Start of GIVEN PASSAGE
Heads Up, Ears Down

This blog accurately identifies depictions of violence and cruelty toward animals in films. The purpose is to provide viewers with a reliable guide so that such depictions do not come as unwelcome surprises. Films will be accurately notated, providing a time cue for each incident along with a concise description of the scene and perhaps relevant context surrounding the incident. In order to serve as a useful reference tool, films having no depictions of violence to animals will be included, with an indication that there are no such scenes. This is confirmation that the films have been watched with the stated purpose in mind.


Note that the word depictions figures prominently in the objective. It is a travesty that discussions about cruelty in film usually are derailed by the largely unrelated assertion that no animals really were hurt (true only in some films, dependent upon many factors), and that all this concern is just over a simulation. Not the point, whether true or false. We do not smugly dismiss depictions of five-year-olds being raped because those scenes are only simulations. No, we are appalled that such images are even staged, and we are appropriately horrified that the notion now has been planted into the minds of the weak and cruel.
End of GIVEN PASSAGE
■ **GOALS**
A. What does the blog description say will be provided for each incident in a film?
B. Retype the stretch of the blog description from "This blog accurately" through "purpose in mind.".
The lines after this point come from a separate source, unrelated to the blog description.
Start of DATASET EXCERPT
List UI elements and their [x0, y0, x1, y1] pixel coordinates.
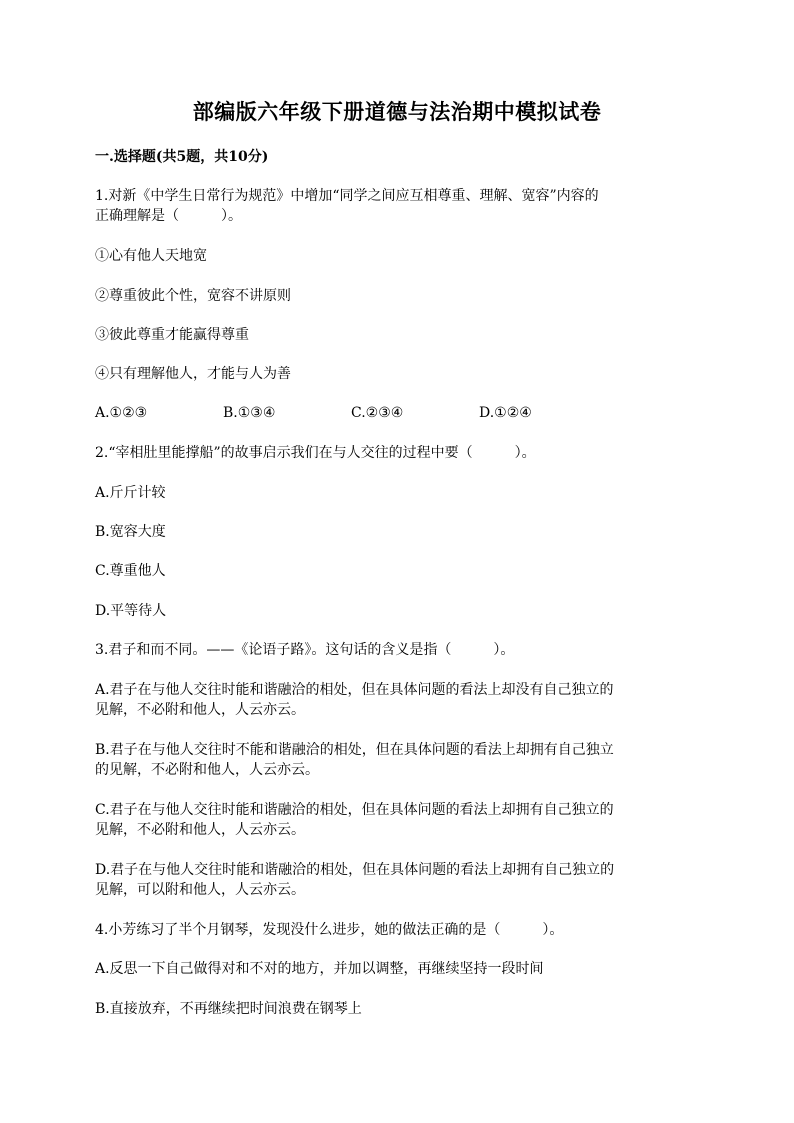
End of DATASET EXCERPT
■ **ANSWER LIST**
A. A time cue, along with a concise description of the scene and perhaps relevant context surrounding the incident.

B.
This blog accurately identifies depictions of violence and cruelty toward animals in films. The purpose is to provide viewers with a reliable guide so that such depictions do not come as unwelcome surprises. Films will be accurately notated, providing a time cue for each incident along with a concise description of the scene and perhaps relevant context surrounding the incident. In order to serve as a useful reference tool, films having no depictions of violence to animals will be included, with an indication that there are no such scenes. This is confirmation that the films have been watched with the stated purpose in mind.